• **Task details**
Output the data that follows exactly, line for line.

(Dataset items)
-- BEGIN --
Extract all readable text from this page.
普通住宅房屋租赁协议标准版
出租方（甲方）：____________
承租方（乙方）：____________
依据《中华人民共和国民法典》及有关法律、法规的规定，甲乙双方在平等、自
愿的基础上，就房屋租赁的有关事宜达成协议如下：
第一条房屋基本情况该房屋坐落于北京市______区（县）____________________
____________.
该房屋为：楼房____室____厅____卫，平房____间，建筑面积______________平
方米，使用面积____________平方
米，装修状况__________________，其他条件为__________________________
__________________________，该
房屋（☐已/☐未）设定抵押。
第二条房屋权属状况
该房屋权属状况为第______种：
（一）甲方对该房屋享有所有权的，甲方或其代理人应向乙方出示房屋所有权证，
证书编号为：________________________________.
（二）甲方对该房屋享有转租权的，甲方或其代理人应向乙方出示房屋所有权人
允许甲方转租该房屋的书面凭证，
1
-- END --
• **In response**
Extract all readable text from this page.
普通住宅房屋租赁协议标准版
出租方（甲方）：____________
承租方（乙方）：____________
依据《中华人民共和国民法典》及有关法律、法规的规定，甲乙双方在平等、自
愿的基础上，就房屋租赁的有关事宜达成协议如下：
第一条房屋基本情况该房屋坐落于北京市______区（县）____________________
____________.
该房屋为：楼房____室____厅____卫，平房____间，建筑面积______________平
方米，使用面积____________平方
米，装修状况__________________，其他条件为__________________________
__________________________，该
房屋（☐已/☐未）设定抵押。
第二条房屋权属状况
该房屋权属状况为第______种：
（一）甲方对该房屋享有所有权的，甲方或其代理人应向乙方出示房屋所有权证，
证书编号为：________________________________.
（二）甲方对该房屋享有转租权的，甲方或其代理人应向乙方出示房屋所有权人
允许甲方转租该房屋的书面凭证，
1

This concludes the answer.